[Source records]
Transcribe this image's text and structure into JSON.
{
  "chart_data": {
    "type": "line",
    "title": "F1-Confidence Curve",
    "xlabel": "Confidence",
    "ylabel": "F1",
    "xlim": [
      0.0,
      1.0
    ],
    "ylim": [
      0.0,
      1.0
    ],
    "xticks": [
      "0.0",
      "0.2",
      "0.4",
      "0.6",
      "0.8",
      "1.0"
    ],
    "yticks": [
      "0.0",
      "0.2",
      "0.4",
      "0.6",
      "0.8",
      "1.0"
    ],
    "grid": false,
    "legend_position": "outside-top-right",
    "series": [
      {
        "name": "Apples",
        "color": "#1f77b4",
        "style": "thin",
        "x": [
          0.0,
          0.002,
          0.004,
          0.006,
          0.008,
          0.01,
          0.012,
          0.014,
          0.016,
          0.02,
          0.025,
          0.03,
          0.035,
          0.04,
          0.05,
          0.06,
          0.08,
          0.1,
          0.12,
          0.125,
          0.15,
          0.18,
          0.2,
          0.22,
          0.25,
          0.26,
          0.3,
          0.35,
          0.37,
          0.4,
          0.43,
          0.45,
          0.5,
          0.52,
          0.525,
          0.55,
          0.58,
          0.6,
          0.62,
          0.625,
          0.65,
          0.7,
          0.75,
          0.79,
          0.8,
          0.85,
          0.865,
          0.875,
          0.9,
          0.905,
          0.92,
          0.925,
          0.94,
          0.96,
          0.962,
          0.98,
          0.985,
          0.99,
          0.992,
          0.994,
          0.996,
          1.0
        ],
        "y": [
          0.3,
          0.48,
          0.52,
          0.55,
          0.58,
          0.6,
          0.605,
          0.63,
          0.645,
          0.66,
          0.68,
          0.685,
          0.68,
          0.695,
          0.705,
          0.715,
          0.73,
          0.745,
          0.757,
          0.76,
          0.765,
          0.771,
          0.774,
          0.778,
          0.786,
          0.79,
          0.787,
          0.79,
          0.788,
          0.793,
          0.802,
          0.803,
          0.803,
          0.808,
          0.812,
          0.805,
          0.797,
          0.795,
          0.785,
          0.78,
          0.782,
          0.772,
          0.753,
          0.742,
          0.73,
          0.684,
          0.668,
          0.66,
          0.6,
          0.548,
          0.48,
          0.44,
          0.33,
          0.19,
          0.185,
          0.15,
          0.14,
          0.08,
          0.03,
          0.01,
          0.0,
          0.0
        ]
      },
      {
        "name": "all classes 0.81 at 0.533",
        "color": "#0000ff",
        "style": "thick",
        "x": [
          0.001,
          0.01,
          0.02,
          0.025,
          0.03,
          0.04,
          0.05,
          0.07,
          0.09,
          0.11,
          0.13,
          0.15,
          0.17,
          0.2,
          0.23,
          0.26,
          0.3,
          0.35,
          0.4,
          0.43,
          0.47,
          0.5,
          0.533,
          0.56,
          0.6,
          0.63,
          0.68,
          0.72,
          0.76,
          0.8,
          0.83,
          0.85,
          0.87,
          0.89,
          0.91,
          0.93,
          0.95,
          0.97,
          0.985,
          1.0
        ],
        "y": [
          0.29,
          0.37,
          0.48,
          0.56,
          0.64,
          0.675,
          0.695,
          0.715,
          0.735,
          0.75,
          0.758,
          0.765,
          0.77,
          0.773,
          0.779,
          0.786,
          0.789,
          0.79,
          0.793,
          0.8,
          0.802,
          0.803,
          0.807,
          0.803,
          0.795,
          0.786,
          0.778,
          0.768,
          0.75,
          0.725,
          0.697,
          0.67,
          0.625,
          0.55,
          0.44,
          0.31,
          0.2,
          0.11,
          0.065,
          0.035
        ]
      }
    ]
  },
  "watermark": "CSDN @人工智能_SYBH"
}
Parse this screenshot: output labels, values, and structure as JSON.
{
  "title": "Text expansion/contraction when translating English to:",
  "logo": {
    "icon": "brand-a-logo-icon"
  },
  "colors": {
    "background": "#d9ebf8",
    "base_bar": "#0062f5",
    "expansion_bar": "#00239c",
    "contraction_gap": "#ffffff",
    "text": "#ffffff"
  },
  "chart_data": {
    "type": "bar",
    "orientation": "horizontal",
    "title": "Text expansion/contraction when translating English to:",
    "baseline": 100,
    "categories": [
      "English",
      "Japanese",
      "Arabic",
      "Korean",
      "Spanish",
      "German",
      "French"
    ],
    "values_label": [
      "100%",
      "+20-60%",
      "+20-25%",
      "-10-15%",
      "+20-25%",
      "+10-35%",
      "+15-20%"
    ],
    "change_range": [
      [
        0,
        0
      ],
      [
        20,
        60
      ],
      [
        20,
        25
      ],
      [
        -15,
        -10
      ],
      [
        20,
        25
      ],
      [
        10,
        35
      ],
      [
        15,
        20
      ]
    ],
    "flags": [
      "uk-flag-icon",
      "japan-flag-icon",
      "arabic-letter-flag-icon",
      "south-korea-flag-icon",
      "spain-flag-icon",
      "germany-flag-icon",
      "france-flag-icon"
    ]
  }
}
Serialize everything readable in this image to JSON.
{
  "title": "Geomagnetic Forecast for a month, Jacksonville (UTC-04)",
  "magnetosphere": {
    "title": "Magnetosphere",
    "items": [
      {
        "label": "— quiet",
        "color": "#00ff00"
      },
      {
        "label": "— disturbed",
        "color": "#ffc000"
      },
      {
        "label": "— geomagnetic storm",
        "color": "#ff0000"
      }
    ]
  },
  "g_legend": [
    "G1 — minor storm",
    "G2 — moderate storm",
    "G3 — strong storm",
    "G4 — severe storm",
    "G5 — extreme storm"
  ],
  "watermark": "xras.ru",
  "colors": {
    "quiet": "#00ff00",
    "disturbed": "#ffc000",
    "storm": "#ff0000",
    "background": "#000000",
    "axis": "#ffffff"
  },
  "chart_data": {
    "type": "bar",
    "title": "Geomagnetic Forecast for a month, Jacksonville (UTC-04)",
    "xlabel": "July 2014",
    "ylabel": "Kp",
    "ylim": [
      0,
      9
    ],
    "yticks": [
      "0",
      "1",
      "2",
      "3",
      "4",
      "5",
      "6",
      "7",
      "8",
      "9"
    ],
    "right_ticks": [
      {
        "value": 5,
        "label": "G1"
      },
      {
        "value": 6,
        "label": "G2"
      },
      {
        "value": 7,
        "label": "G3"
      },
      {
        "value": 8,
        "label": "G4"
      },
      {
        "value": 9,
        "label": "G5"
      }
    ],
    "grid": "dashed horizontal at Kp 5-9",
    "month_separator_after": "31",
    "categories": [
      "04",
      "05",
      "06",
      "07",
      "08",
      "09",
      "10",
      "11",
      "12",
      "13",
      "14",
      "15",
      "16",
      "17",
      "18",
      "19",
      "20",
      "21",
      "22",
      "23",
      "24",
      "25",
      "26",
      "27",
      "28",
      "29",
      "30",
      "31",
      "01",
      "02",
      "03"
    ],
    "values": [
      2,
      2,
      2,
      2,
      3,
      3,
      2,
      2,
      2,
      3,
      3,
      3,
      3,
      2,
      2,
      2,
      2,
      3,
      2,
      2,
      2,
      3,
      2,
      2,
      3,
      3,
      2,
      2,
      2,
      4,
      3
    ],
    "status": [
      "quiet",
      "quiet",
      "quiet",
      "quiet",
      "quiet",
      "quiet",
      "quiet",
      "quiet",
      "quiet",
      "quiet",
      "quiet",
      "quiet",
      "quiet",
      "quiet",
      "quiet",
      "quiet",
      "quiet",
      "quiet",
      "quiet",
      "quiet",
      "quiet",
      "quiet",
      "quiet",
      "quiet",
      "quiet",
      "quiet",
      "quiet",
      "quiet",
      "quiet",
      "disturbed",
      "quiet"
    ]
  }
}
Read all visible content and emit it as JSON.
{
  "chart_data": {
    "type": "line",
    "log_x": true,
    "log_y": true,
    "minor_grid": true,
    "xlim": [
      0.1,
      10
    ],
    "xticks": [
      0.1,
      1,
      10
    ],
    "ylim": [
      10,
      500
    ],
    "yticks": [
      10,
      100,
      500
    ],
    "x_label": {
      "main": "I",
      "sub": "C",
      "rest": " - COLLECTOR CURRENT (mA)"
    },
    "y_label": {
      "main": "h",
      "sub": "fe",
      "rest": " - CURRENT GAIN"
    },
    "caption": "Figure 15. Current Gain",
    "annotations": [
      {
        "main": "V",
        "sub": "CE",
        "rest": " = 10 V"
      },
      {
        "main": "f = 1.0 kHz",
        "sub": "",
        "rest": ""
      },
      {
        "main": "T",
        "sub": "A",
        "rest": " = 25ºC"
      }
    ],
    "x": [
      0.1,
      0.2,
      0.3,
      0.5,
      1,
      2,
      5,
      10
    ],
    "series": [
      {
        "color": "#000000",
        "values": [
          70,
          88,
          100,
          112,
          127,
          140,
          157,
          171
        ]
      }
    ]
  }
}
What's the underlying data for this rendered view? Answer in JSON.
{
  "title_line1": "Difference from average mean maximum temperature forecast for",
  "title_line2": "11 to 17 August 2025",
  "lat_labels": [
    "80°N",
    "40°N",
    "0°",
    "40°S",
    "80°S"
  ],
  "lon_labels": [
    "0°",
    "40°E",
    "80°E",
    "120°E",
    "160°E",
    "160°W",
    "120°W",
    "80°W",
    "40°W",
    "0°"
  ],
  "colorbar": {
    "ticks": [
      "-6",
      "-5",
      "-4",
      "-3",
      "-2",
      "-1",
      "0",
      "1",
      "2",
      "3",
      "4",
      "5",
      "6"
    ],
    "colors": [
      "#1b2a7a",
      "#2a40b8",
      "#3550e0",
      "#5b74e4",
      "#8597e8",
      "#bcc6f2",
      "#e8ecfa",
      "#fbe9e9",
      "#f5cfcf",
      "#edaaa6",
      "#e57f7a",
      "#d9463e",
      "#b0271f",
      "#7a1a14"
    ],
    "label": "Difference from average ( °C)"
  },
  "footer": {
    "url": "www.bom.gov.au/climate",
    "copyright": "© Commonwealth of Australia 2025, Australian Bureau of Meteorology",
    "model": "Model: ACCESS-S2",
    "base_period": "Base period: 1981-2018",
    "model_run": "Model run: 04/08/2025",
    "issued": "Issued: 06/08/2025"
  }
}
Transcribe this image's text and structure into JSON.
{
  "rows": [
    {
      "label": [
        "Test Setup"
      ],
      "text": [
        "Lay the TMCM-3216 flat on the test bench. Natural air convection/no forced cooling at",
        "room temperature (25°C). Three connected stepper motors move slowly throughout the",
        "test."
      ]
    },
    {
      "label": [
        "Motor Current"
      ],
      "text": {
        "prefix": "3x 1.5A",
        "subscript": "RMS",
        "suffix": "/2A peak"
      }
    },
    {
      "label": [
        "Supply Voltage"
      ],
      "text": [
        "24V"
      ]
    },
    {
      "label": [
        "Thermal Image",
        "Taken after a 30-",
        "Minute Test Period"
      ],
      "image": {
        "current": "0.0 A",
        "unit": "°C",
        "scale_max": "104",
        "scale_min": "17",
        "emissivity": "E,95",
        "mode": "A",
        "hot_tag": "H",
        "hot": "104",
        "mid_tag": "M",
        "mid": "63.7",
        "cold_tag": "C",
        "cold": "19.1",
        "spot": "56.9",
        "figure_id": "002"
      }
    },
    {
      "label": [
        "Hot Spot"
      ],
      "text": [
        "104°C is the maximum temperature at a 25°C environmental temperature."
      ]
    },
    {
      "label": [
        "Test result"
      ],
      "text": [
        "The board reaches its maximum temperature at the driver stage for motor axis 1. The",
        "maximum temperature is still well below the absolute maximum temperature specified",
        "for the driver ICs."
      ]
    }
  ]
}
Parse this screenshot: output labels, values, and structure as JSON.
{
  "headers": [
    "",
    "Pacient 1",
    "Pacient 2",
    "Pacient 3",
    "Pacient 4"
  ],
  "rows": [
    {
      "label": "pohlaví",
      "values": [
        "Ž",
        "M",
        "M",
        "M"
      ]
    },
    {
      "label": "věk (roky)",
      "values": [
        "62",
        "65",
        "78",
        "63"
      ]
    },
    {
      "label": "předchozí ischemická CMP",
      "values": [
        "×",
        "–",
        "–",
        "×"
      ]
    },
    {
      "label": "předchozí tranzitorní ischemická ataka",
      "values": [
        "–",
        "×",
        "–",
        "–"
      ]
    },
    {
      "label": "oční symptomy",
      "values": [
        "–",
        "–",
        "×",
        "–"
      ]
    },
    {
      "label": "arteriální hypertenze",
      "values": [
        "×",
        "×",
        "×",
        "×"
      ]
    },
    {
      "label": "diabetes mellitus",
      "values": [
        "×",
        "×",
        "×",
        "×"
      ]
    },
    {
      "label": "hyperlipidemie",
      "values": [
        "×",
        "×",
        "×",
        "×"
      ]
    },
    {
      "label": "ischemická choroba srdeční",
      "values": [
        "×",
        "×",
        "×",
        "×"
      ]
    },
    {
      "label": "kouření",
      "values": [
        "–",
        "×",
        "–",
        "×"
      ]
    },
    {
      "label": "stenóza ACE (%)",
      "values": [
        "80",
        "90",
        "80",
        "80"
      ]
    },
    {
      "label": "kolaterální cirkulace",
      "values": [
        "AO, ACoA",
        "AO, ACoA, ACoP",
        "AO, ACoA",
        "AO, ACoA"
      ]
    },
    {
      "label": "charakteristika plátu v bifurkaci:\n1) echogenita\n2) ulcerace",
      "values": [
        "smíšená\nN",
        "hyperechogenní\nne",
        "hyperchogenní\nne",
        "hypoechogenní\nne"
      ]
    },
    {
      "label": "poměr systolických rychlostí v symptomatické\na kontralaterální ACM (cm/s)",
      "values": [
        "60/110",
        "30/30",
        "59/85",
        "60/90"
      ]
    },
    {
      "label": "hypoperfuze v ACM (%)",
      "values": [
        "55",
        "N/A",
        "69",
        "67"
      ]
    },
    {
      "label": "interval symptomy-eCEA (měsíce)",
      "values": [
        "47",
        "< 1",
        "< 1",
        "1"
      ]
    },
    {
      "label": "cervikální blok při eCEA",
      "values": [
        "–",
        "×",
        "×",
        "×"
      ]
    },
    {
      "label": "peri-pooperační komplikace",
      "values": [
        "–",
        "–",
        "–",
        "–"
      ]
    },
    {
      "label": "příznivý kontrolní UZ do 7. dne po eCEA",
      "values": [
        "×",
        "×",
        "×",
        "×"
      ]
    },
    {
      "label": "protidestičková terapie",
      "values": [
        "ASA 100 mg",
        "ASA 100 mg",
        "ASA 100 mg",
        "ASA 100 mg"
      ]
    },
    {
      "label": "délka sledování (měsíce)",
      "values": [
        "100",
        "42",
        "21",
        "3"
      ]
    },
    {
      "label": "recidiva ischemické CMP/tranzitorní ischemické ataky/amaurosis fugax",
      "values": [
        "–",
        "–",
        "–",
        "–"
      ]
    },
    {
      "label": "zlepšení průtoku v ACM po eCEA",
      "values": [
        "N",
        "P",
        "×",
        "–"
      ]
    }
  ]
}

[Problem to solve]
Among the entries above, how many lines hold the string "background"? Give the number by itself.

[Exercise solution]
2